■ The problem
Draw out every line with the word "практика" from the listing below.
>> Start
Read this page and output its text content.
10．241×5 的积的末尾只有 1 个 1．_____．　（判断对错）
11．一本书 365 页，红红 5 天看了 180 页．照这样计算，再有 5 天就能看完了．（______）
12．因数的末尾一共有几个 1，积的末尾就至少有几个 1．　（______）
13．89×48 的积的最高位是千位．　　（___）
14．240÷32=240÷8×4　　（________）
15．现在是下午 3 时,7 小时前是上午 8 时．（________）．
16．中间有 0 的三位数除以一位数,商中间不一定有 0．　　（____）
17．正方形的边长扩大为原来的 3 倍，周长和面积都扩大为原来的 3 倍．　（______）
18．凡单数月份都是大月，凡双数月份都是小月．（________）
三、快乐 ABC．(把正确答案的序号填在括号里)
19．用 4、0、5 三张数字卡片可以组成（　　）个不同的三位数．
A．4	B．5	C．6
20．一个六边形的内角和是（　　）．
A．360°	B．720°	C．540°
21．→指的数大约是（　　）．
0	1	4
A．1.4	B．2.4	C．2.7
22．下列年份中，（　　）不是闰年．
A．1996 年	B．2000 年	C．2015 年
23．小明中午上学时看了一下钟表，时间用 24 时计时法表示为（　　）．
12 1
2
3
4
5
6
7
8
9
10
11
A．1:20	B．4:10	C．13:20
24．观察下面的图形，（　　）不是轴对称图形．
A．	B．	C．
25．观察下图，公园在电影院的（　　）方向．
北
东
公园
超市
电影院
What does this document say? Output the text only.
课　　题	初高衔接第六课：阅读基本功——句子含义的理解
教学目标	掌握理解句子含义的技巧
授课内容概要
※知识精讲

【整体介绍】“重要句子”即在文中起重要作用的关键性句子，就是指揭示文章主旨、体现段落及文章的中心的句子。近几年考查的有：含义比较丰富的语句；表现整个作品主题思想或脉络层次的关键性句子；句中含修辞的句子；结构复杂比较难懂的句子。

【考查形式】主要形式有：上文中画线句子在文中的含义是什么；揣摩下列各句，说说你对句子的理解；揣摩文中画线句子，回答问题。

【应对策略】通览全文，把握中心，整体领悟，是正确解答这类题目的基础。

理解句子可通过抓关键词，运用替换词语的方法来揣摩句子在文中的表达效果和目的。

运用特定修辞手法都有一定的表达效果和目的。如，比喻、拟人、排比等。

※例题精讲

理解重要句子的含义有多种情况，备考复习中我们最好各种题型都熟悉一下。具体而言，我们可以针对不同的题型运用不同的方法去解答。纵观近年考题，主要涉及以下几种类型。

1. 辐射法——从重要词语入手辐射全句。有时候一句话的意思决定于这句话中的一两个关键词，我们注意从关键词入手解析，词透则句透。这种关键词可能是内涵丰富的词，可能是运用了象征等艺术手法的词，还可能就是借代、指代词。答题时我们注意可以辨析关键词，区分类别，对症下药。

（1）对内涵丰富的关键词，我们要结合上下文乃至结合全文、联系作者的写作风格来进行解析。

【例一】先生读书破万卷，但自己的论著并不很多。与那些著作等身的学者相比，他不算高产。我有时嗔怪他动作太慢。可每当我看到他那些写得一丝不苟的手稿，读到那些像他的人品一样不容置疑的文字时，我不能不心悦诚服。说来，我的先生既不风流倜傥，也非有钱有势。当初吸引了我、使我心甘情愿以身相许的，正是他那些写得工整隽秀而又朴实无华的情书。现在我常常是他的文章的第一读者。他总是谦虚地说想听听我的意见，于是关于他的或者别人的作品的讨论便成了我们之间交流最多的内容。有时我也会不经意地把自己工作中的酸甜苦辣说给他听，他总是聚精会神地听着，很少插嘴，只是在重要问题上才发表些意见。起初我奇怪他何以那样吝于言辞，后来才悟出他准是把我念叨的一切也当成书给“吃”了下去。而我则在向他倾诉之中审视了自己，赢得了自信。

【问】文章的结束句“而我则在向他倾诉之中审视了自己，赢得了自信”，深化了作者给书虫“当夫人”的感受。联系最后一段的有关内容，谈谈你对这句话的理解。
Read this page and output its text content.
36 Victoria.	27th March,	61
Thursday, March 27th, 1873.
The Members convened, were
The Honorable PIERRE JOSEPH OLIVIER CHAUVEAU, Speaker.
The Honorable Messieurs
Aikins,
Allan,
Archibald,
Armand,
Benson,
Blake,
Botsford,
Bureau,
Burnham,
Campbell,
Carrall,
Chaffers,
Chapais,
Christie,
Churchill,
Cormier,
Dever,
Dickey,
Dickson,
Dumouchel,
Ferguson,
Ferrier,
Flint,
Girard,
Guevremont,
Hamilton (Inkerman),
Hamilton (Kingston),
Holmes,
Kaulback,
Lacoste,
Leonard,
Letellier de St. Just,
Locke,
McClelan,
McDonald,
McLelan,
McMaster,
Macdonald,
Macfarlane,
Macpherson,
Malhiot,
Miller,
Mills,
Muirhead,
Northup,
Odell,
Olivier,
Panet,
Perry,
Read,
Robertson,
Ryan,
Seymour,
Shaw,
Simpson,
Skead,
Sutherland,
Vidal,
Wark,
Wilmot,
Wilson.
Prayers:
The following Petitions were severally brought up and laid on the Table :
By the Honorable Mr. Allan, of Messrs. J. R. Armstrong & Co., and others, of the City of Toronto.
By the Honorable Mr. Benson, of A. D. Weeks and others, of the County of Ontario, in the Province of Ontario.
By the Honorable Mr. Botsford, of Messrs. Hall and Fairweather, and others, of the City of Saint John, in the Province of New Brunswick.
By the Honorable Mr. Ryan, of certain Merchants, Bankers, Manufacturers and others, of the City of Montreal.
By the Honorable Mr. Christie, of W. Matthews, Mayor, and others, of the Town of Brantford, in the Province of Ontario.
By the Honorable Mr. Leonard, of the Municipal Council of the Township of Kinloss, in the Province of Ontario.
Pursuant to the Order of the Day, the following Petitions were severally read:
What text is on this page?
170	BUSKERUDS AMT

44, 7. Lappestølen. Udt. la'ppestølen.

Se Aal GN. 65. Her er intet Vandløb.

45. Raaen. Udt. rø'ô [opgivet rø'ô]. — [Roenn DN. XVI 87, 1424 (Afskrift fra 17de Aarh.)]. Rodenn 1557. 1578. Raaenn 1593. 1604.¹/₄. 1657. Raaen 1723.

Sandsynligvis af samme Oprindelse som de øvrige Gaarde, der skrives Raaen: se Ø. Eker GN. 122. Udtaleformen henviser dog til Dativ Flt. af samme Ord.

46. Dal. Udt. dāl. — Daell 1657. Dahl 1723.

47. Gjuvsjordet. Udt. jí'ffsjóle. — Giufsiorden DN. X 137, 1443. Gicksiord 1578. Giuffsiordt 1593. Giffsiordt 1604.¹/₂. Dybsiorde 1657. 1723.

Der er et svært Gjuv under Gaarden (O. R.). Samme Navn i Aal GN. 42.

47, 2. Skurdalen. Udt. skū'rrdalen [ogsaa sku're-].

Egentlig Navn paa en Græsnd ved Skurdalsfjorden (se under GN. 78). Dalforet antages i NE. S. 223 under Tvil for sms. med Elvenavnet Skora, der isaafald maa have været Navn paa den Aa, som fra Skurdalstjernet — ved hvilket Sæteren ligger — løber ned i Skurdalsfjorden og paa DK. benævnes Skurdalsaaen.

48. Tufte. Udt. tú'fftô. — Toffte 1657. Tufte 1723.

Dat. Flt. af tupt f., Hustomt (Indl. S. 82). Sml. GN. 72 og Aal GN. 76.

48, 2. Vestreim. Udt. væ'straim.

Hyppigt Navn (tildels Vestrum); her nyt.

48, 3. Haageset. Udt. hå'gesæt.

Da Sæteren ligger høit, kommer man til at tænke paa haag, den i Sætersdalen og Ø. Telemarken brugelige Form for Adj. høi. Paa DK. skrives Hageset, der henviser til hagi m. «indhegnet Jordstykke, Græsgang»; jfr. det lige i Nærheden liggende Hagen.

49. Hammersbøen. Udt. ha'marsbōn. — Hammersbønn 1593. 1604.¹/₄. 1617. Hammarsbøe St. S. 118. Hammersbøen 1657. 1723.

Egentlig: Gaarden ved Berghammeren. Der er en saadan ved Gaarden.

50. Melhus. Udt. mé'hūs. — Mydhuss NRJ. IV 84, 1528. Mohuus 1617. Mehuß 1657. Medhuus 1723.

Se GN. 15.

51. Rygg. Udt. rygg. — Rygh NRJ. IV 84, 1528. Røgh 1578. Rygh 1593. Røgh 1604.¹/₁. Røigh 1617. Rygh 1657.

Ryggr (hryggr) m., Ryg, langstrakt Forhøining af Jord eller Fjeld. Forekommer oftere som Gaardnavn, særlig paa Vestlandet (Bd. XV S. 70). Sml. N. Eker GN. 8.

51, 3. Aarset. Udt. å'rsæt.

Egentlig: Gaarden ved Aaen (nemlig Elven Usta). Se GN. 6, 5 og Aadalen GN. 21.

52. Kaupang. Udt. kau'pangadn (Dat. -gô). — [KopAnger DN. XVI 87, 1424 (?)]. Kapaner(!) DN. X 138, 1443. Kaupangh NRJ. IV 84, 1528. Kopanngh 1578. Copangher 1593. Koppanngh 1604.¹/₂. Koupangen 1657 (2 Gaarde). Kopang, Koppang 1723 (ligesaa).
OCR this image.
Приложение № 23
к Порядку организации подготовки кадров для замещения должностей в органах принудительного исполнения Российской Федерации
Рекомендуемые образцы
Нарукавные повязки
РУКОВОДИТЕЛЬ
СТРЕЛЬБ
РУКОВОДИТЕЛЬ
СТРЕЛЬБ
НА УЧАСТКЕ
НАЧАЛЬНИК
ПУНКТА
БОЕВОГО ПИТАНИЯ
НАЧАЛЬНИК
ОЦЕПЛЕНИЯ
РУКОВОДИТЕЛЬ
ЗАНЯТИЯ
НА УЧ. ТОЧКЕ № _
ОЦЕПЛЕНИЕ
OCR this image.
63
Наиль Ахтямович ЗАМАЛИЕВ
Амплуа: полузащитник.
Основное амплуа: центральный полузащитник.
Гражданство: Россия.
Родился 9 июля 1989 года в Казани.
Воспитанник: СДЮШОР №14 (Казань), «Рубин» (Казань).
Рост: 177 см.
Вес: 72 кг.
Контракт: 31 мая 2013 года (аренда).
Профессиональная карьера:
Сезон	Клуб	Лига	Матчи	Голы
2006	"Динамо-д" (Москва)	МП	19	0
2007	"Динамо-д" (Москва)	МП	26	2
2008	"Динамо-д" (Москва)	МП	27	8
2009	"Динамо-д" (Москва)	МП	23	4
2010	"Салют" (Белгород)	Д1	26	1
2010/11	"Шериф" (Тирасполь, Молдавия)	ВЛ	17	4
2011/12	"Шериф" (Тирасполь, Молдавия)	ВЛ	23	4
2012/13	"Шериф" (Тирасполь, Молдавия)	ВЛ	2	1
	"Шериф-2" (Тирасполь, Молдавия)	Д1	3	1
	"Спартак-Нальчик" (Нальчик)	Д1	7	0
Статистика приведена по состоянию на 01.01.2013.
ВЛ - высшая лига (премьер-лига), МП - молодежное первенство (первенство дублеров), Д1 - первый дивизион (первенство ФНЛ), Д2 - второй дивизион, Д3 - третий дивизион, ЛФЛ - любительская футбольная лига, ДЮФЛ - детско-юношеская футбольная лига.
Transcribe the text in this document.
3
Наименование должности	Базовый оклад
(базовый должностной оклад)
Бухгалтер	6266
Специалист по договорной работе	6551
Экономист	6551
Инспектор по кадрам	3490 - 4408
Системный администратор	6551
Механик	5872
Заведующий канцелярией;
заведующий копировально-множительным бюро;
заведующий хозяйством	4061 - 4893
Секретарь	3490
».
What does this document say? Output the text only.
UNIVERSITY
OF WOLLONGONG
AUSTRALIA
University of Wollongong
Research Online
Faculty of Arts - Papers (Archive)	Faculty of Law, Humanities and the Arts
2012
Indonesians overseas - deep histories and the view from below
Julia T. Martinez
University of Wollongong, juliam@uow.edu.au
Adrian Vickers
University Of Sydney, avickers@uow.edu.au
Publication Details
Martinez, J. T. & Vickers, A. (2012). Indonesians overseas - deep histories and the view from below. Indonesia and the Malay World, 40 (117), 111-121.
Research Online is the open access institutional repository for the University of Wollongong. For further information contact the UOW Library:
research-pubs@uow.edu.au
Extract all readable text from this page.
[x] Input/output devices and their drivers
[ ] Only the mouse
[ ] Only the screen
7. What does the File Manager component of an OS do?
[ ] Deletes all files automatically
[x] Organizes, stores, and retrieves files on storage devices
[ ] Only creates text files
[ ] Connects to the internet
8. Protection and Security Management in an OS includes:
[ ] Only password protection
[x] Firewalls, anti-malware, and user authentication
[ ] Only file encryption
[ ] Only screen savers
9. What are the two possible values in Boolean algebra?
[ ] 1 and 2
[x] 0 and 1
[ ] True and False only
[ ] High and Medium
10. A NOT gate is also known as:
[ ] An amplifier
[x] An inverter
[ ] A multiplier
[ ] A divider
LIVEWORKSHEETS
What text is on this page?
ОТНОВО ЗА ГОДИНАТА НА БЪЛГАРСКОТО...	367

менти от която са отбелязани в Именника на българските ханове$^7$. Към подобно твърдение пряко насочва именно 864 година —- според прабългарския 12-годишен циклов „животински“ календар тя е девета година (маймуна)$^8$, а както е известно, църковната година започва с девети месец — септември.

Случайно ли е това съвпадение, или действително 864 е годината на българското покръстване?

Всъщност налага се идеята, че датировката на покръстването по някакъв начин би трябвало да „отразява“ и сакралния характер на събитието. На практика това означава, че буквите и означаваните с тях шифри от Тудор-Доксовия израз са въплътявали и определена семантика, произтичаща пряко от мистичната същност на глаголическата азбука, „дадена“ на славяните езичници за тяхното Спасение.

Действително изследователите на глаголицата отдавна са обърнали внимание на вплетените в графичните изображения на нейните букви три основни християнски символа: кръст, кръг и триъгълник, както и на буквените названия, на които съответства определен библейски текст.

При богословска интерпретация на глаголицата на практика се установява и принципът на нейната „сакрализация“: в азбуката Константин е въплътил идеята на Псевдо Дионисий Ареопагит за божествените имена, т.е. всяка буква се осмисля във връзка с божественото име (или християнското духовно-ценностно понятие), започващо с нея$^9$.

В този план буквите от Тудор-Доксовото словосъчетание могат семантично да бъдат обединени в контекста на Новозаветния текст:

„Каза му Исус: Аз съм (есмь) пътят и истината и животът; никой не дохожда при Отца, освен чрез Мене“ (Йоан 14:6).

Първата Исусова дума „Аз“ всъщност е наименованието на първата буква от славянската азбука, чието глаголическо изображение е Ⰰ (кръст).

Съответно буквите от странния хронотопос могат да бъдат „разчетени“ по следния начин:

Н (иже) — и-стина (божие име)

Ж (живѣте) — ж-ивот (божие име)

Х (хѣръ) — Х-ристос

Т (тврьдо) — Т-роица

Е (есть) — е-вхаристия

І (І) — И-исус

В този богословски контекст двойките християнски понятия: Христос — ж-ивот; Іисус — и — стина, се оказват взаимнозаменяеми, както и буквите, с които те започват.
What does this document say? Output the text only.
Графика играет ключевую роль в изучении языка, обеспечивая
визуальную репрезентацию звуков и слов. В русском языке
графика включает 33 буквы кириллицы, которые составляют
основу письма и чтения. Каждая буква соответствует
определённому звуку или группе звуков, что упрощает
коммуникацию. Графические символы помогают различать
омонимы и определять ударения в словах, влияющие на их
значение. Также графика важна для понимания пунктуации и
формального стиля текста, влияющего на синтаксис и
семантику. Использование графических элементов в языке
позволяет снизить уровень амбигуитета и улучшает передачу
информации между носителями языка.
>> End
■ Reply to the task
Всъщност налага се идеята, че датировката на покръстването по някакъв начин би трябвало да „отразява“ и сакралния характер на събитието. На практика това означава, че буквите и означаваните с тях шифри от Тудор-Доксовия израз са въплътявали и определена семантика, произтичаща пряко от мистичната същност на глаголическата азбука, „дадена“ на славяните езичници за тяхното Спасение.
При богословска интерпретация на глаголицата на практика се установява и принципът на нейната „сакрализация“: в азбуката Константин е въплътил идеята на Псевдо Дионисий Ареопагит за божествените имена, т.е. всяка буква се осмисля във връзка с божественото име (или християнското духовно-ценностно понятие), започващо с нея$^9$.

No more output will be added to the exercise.